Reproduce, character for character, the lines of the material below, from the line containing "observed-point [1030, 561, 1047, 579]" through the line containing "preliminary-point [1154, 608, 1172, 626]".

Records:
= = = = = = =
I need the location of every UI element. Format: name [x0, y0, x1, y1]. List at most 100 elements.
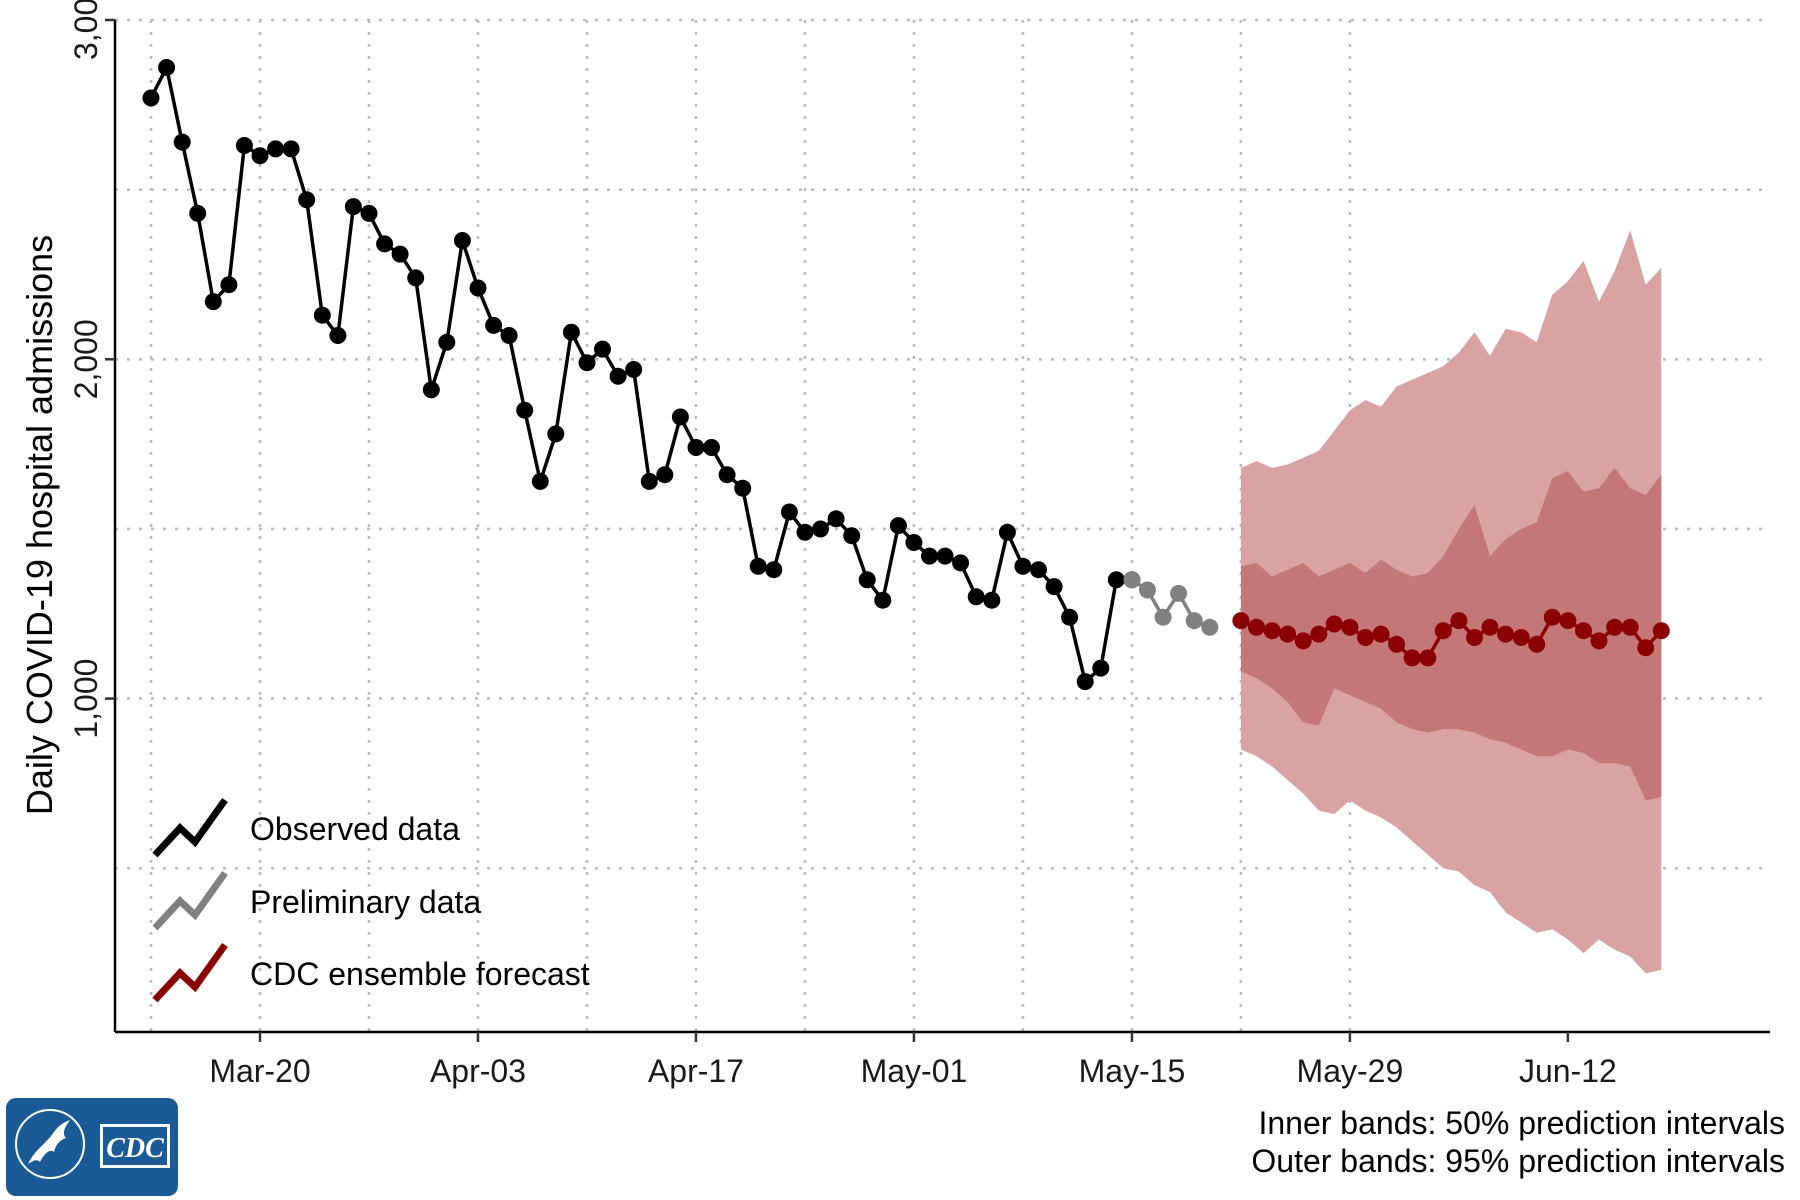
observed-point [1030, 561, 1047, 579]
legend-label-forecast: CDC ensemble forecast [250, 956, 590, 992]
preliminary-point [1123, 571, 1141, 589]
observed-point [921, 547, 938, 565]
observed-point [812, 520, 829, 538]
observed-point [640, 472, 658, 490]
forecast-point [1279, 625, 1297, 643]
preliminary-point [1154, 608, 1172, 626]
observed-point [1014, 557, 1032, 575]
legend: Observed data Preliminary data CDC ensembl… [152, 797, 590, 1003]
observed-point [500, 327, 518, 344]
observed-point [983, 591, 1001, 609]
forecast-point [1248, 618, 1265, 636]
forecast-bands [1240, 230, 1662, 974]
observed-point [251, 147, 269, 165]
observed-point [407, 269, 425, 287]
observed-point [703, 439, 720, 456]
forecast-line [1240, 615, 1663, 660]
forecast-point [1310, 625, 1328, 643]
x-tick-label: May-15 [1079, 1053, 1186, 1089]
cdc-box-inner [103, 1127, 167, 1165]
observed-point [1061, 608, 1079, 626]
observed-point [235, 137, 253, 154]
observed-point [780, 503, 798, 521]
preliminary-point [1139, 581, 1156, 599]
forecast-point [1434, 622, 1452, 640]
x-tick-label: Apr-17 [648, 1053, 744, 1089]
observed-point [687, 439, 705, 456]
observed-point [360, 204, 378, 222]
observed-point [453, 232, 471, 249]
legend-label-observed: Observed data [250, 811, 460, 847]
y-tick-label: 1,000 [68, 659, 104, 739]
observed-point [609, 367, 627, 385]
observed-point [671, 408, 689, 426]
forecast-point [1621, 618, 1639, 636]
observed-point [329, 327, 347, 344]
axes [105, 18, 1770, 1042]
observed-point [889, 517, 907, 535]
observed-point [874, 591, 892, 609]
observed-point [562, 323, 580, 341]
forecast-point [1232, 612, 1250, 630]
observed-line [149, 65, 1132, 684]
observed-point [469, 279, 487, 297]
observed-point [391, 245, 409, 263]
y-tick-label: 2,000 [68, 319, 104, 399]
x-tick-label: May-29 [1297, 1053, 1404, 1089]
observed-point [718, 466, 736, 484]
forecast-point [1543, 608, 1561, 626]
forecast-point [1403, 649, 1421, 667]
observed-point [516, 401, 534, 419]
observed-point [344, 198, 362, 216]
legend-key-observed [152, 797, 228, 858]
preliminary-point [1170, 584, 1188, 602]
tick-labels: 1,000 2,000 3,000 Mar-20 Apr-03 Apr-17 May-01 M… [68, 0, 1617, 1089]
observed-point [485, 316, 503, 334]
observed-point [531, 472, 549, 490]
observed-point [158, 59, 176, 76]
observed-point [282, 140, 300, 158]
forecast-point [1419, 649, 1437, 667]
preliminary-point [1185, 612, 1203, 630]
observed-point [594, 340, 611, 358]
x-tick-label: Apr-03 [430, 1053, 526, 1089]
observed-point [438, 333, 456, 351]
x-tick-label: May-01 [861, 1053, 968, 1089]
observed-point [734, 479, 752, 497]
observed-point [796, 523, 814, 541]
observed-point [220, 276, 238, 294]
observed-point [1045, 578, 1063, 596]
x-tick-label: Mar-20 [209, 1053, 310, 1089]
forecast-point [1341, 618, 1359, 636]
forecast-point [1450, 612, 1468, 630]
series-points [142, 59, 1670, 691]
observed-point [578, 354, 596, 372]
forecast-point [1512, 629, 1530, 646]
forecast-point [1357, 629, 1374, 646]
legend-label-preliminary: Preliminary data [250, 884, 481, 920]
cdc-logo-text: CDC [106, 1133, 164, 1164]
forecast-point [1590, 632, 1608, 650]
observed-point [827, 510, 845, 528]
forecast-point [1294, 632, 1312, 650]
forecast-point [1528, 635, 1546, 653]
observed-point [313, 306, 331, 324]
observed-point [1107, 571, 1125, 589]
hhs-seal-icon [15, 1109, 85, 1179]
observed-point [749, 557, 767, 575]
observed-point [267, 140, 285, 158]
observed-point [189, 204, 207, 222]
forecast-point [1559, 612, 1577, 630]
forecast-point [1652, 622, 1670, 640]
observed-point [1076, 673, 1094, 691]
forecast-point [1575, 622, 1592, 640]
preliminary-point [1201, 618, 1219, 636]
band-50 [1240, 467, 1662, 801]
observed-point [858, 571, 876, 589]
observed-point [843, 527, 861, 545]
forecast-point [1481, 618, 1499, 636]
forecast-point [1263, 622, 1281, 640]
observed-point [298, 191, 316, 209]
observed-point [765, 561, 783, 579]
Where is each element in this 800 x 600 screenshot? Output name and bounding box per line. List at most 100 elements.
= = = = = = =
Solution to this task:
observed-point [1030, 561, 1047, 579]
legend-label-forecast: CDC ensemble forecast [250, 956, 590, 992]
preliminary-point [1123, 571, 1141, 589]
observed-point [921, 547, 938, 565]
observed-point [812, 520, 829, 538]
observed-point [640, 472, 658, 490]
forecast-point [1279, 625, 1297, 643]
preliminary-point [1154, 608, 1172, 626]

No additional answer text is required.